* start Working data *

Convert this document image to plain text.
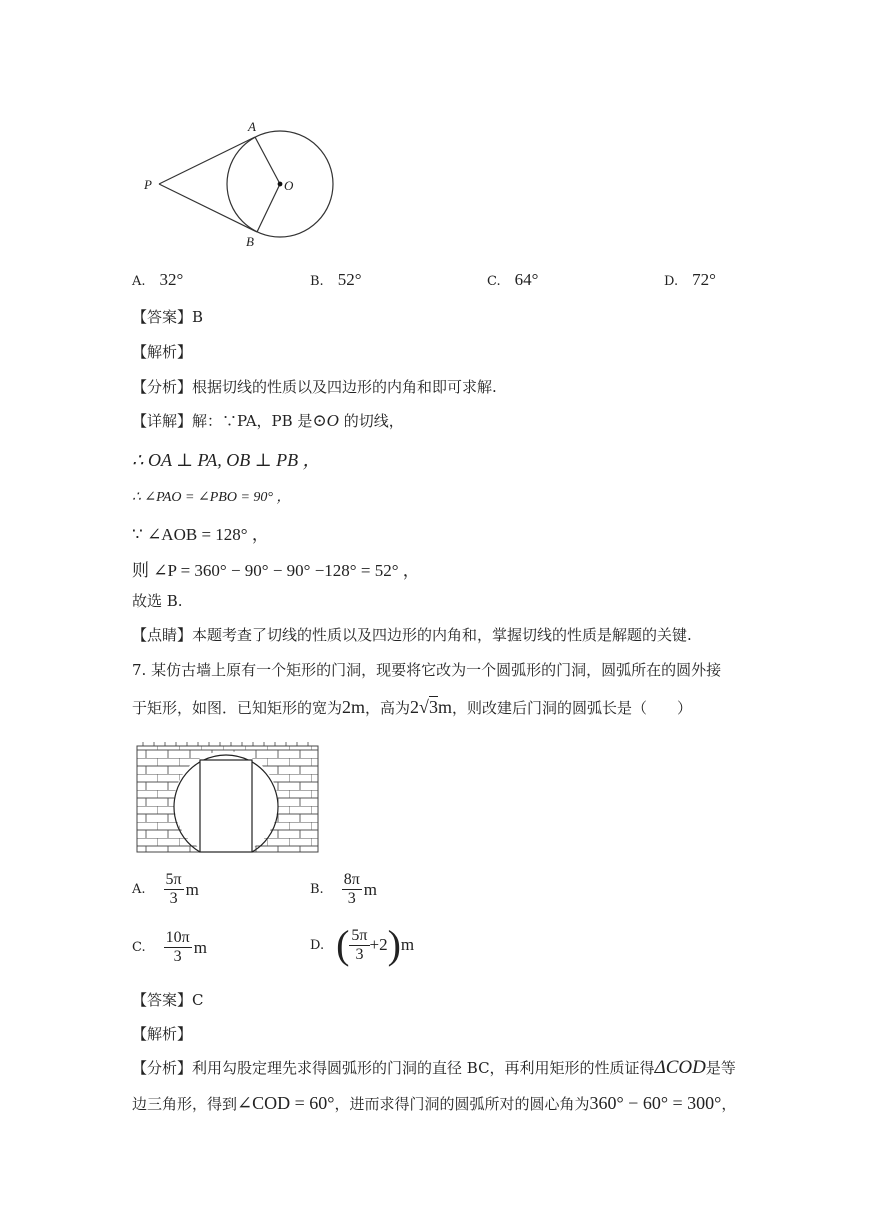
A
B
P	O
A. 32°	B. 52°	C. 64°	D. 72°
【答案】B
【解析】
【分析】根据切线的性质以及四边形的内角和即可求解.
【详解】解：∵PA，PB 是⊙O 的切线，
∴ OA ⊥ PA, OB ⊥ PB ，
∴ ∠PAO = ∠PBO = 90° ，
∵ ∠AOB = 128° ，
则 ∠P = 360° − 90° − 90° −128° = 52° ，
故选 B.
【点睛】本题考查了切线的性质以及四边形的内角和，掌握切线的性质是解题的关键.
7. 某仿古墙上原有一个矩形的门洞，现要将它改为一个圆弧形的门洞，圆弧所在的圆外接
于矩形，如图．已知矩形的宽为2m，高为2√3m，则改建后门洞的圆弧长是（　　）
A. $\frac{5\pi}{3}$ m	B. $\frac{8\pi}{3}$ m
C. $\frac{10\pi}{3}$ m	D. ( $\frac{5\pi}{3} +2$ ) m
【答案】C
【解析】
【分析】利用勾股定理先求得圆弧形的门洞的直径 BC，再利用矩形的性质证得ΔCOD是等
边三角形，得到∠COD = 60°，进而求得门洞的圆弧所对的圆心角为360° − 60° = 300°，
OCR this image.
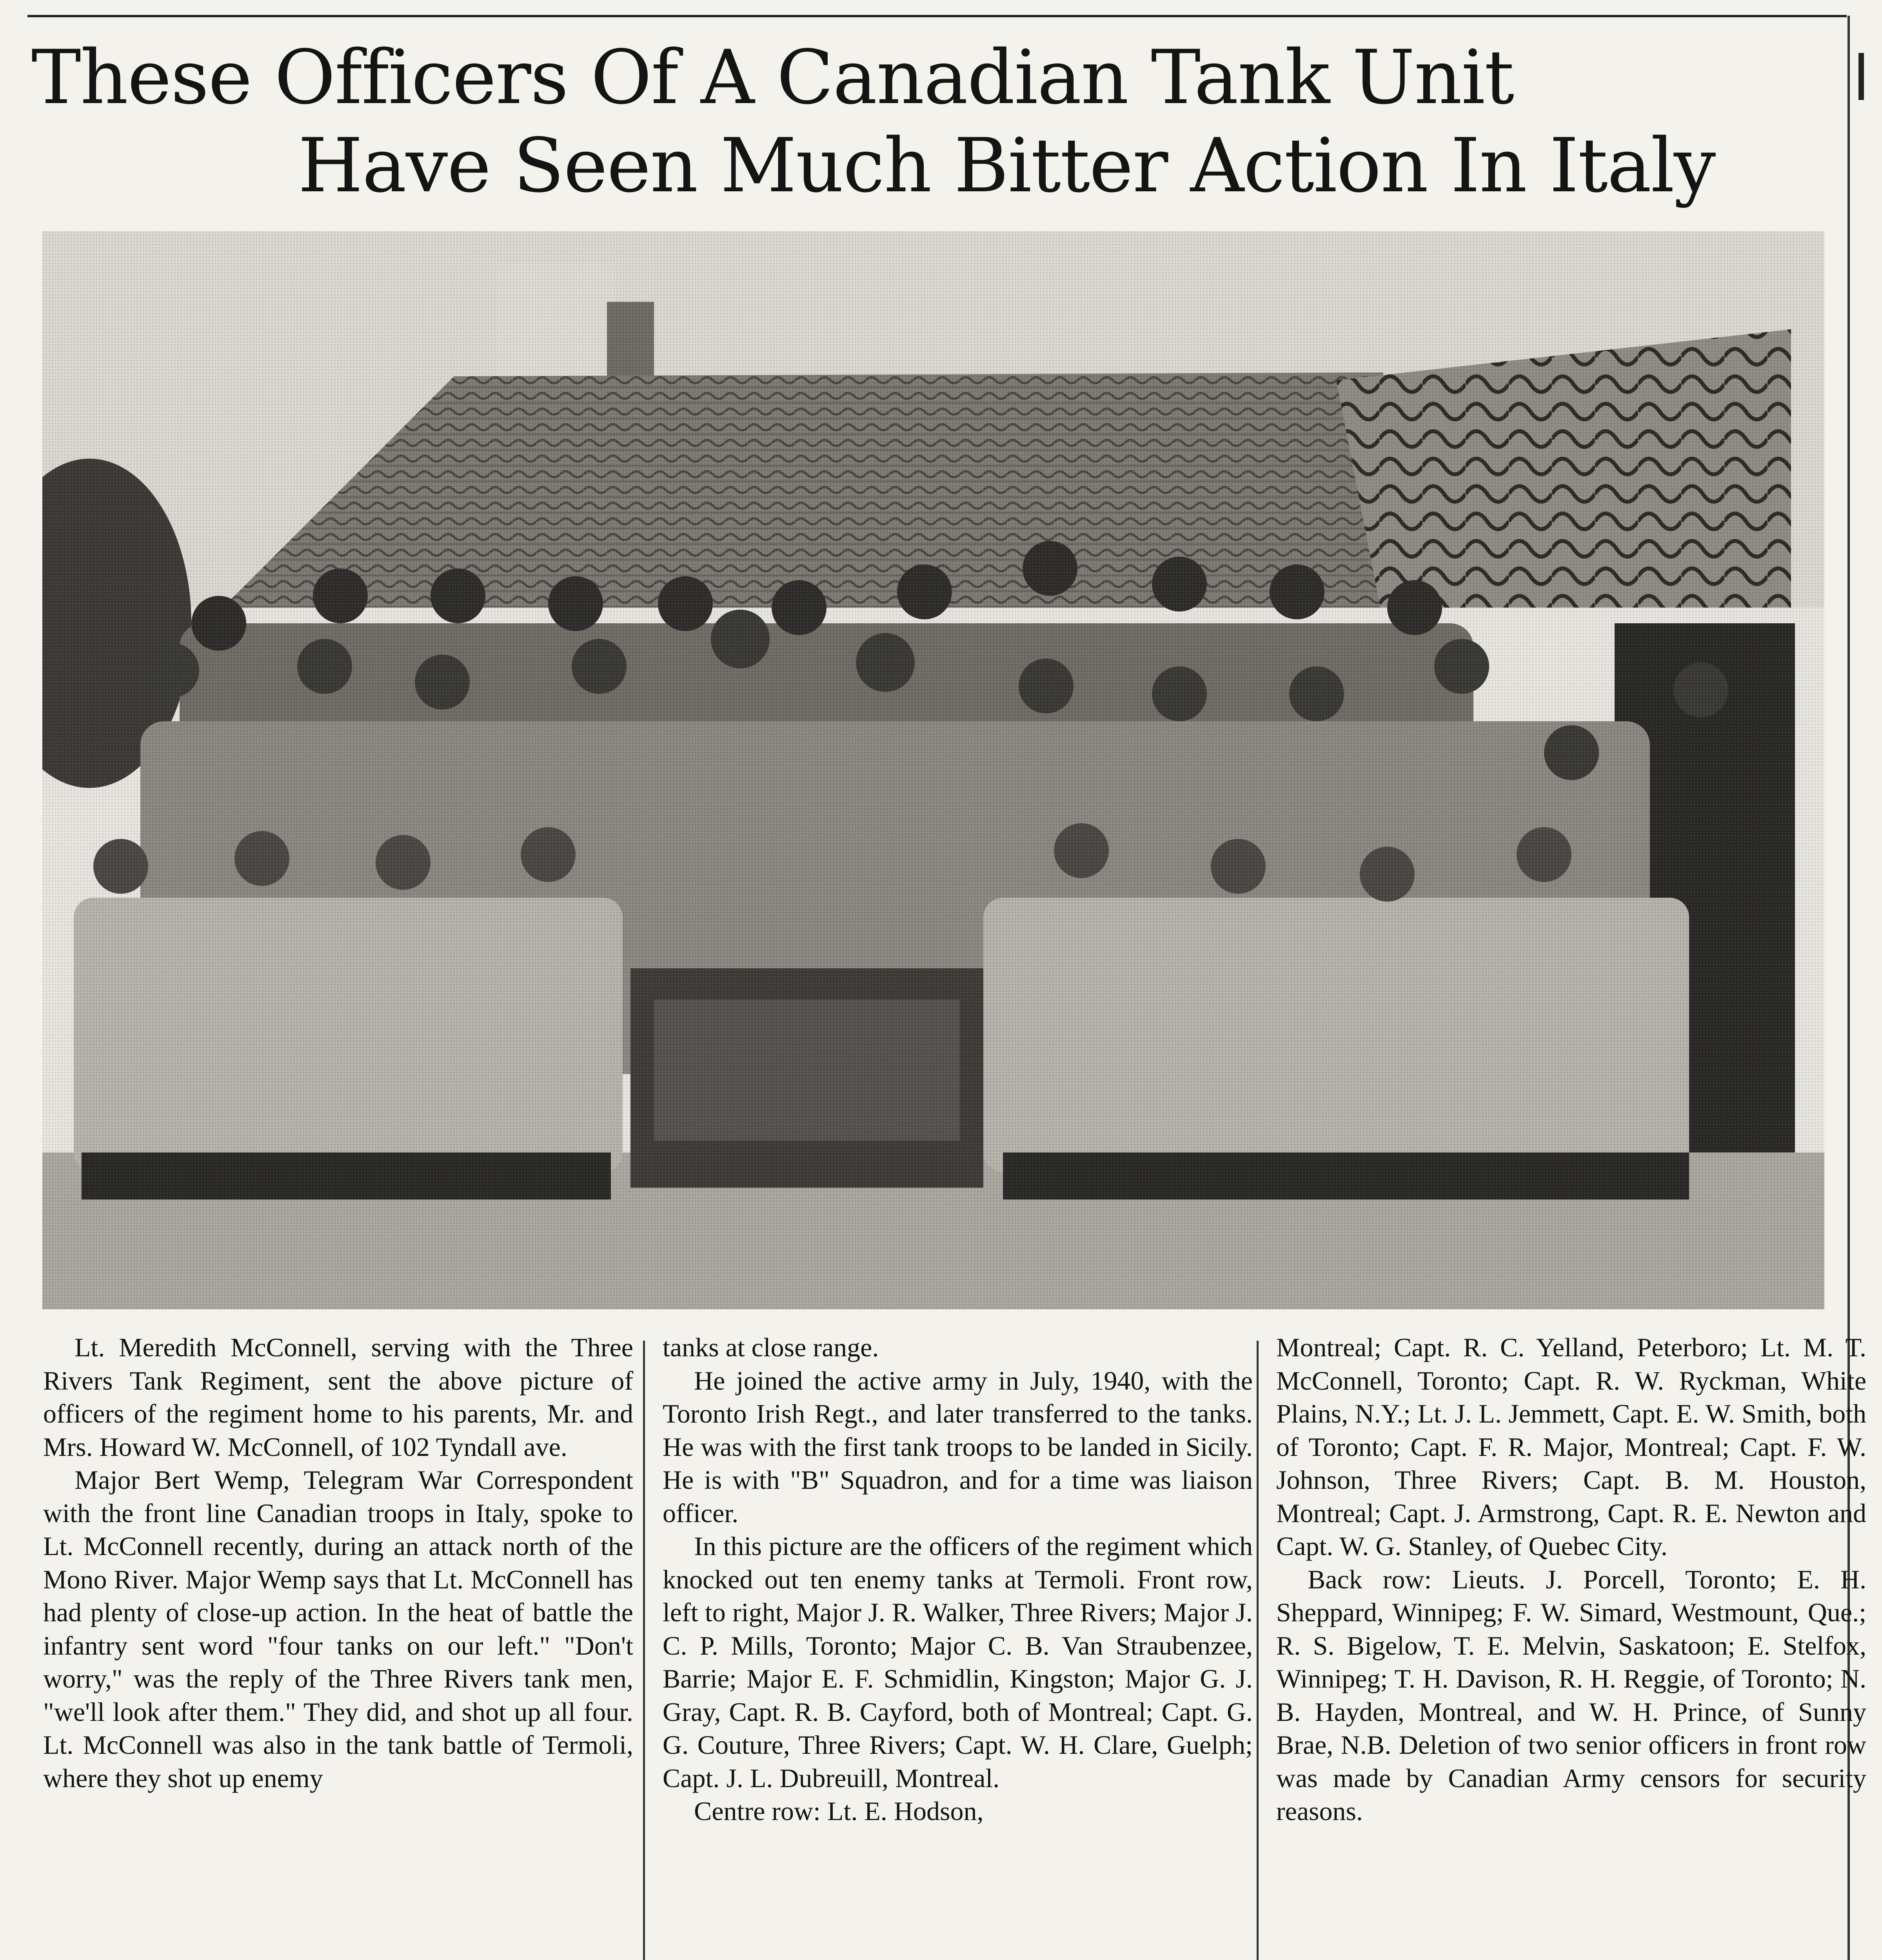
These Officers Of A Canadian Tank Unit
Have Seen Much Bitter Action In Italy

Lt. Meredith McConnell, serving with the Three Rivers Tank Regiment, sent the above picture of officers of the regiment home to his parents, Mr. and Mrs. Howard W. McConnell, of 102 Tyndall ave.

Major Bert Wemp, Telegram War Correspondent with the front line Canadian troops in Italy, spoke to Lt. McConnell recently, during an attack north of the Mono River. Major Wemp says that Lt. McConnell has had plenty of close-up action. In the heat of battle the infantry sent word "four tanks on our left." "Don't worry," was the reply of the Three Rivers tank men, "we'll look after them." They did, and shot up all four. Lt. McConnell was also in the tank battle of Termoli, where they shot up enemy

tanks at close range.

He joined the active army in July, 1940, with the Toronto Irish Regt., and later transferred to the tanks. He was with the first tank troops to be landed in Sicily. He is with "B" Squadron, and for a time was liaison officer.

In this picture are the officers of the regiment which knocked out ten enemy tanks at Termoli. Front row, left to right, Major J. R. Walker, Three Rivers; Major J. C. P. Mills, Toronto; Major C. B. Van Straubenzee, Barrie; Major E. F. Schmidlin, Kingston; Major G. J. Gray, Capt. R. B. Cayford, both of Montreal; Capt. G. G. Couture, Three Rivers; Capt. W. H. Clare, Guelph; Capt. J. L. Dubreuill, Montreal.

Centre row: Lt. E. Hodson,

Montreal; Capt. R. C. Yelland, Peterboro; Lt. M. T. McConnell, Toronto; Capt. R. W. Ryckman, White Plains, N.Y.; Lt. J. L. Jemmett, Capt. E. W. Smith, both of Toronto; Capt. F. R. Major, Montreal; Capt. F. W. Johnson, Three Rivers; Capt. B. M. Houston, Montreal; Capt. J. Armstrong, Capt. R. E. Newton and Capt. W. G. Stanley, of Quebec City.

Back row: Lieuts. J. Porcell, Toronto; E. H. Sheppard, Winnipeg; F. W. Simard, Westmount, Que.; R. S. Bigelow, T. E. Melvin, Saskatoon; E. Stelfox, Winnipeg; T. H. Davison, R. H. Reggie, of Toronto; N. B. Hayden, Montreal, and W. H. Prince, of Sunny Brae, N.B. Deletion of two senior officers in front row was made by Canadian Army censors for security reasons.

* end Working data *
* start Working data *

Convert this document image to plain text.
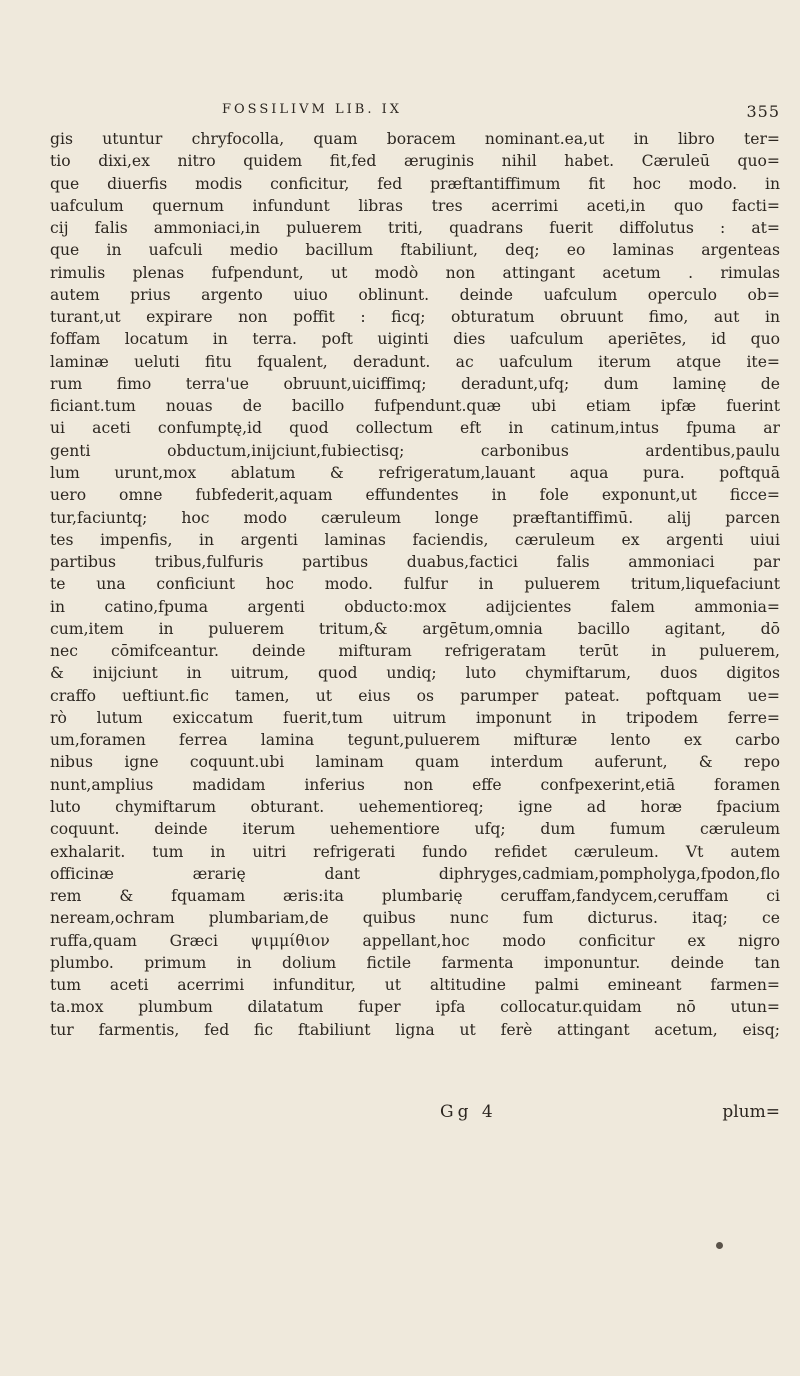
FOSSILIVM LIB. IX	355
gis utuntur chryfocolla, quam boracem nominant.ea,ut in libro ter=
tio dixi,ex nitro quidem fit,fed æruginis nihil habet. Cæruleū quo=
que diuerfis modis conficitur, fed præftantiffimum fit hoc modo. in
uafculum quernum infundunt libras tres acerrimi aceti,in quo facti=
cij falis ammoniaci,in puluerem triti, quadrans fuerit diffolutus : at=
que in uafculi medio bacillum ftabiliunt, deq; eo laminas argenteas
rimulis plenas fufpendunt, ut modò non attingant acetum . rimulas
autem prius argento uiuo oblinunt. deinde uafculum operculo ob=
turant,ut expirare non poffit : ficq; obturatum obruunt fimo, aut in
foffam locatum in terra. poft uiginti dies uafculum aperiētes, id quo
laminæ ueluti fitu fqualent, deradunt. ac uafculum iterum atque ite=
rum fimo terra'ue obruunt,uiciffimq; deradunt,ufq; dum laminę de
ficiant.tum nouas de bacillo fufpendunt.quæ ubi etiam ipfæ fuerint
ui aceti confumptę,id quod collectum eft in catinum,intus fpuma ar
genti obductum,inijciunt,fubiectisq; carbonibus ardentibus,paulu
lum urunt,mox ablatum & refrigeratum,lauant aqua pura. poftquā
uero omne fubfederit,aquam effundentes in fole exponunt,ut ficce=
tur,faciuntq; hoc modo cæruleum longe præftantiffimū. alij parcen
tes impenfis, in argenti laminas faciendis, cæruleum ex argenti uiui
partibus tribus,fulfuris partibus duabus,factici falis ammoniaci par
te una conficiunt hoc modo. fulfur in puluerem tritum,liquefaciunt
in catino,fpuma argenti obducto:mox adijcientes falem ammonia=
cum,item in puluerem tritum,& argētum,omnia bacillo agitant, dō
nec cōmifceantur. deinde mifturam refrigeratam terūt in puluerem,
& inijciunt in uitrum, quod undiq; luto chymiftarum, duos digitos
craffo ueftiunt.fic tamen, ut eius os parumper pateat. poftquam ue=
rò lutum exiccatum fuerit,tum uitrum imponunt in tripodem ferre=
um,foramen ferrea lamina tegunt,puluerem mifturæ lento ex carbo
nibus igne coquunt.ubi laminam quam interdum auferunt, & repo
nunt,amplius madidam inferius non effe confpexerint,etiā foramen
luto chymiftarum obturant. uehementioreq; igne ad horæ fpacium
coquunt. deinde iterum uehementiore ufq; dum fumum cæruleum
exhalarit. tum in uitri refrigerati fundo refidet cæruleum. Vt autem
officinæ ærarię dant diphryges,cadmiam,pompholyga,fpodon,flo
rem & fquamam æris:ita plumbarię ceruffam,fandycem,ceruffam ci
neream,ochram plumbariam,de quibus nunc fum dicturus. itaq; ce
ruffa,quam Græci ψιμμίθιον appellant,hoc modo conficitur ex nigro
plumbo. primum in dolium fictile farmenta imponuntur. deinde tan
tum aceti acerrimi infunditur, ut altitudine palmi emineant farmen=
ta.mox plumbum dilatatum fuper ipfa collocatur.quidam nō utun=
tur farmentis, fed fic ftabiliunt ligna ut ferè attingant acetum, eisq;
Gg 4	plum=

* end Working data *

=== Given request ===
Out of the preceding entries, pull every line containing the string "igne".

=== Answer below ===
nibus igne coquunt.ubi laminam quam interdum auferunt, & repo
luto chymiftarum obturant. uehementioreq; igne ad horæ fpacium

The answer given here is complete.